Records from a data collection
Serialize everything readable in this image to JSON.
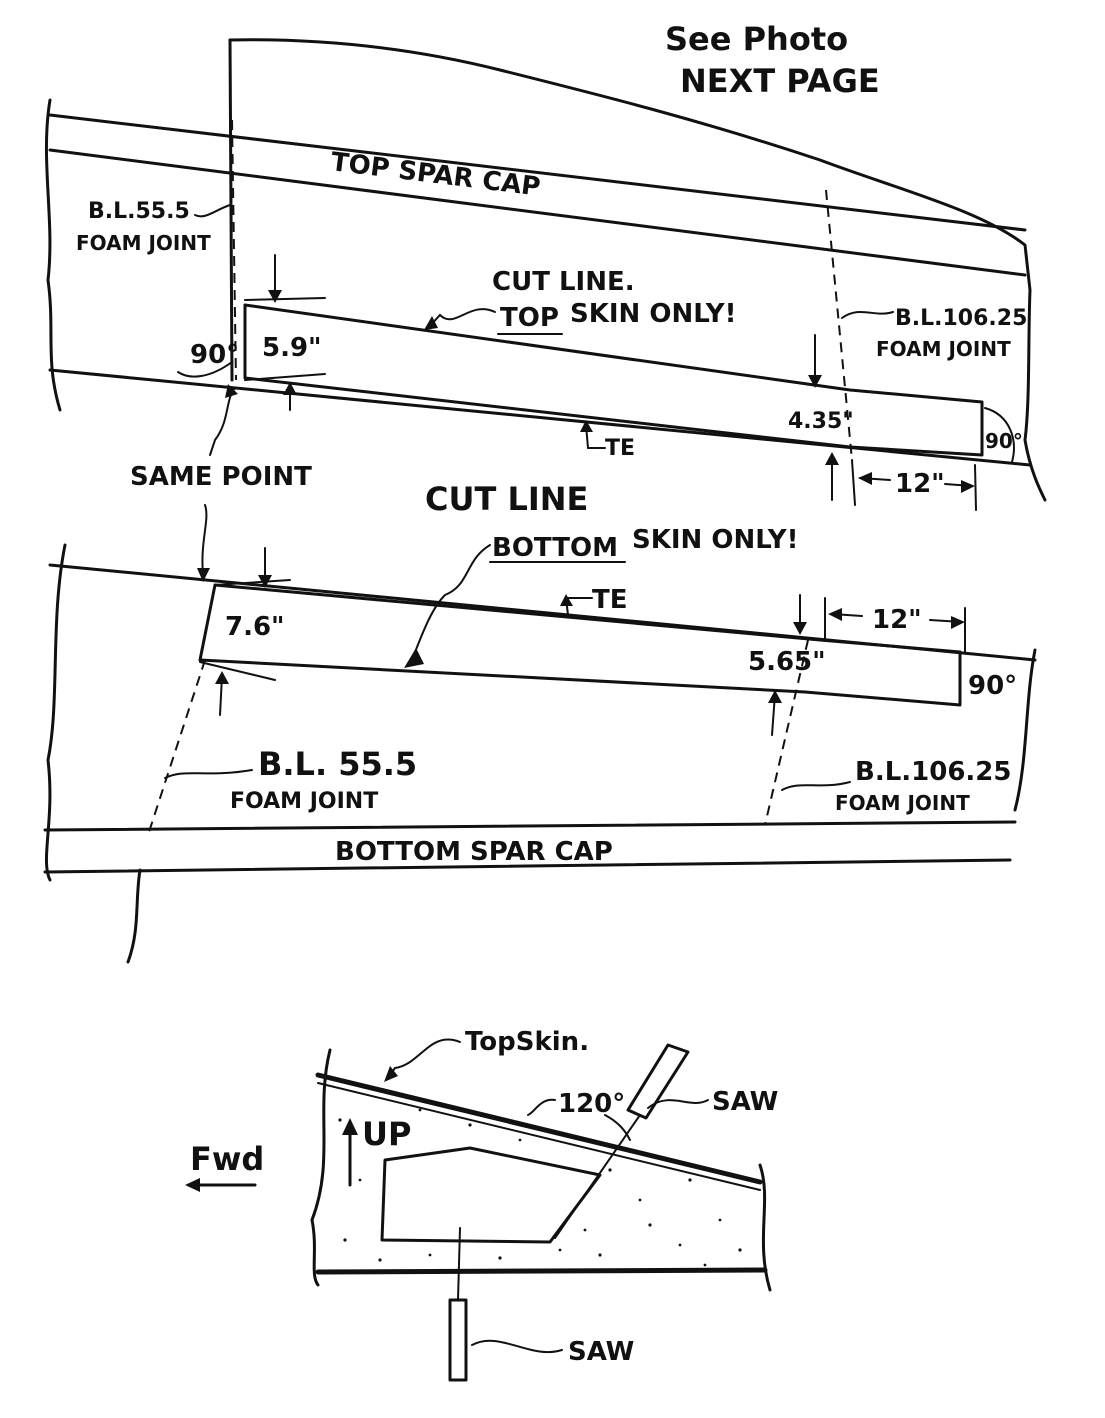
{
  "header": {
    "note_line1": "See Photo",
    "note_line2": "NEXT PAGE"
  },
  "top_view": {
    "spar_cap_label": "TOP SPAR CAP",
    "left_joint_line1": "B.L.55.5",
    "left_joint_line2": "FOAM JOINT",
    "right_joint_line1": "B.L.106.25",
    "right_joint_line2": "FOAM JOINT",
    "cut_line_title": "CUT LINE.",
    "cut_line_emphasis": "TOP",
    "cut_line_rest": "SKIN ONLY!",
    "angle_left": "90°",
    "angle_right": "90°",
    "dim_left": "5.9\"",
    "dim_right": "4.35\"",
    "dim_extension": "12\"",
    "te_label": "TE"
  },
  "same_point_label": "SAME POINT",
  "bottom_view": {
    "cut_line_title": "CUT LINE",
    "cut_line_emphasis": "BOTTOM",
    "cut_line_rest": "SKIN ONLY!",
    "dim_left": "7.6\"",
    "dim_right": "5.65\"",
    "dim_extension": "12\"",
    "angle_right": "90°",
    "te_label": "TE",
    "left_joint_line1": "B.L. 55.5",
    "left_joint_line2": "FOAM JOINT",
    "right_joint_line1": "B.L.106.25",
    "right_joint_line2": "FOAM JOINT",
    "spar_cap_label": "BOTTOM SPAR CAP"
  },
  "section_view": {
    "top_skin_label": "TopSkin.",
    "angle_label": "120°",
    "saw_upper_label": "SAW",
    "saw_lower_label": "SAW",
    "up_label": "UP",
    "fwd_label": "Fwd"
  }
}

• Stated exercise
Omit the pictures, and quote the material above exactly as given.

• Result of this exercise
Serialize everything readable in this image to JSON.
{
  "header": {
    "note_line1": "See Photo",
    "note_line2": "NEXT PAGE"
  },
  "top_view": {
    "spar_cap_label": "TOP SPAR CAP",
    "left_joint_line1": "B.L.55.5",
    "left_joint_line2": "FOAM JOINT",
    "right_joint_line1": "B.L.106.25",
    "right_joint_line2": "FOAM JOINT",
    "cut_line_title": "CUT LINE.",
    "cut_line_emphasis": "TOP",
    "cut_line_rest": "SKIN ONLY!",
    "angle_left": "90°",
    "angle_right": "90°",
    "dim_left": "5.9\"",
    "dim_right": "4.35\"",
    "dim_extension": "12\"",
    "te_label": "TE"
  },
  "same_point_label": "SAME POINT",
  "bottom_view": {
    "cut_line_title": "CUT LINE",
    "cut_line_emphasis": "BOTTOM",
    "cut_line_rest": "SKIN ONLY!",
    "dim_left": "7.6\"",
    "dim_right": "5.65\"",
    "dim_extension": "12\"",
    "angle_right": "90°",
    "te_label": "TE",
    "left_joint_line1": "B.L. 55.5",
    "left_joint_line2": "FOAM JOINT",
    "right_joint_line1": "B.L.106.25",
    "right_joint_line2": "FOAM JOINT",
    "spar_cap_label": "BOTTOM SPAR CAP"
  },
  "section_view": {
    "top_skin_label": "TopSkin.",
    "angle_label": "120°",
    "saw_upper_label": "SAW",
    "saw_lower_label": "SAW",
    "up_label": "UP",
    "fwd_label": "Fwd"
  }
}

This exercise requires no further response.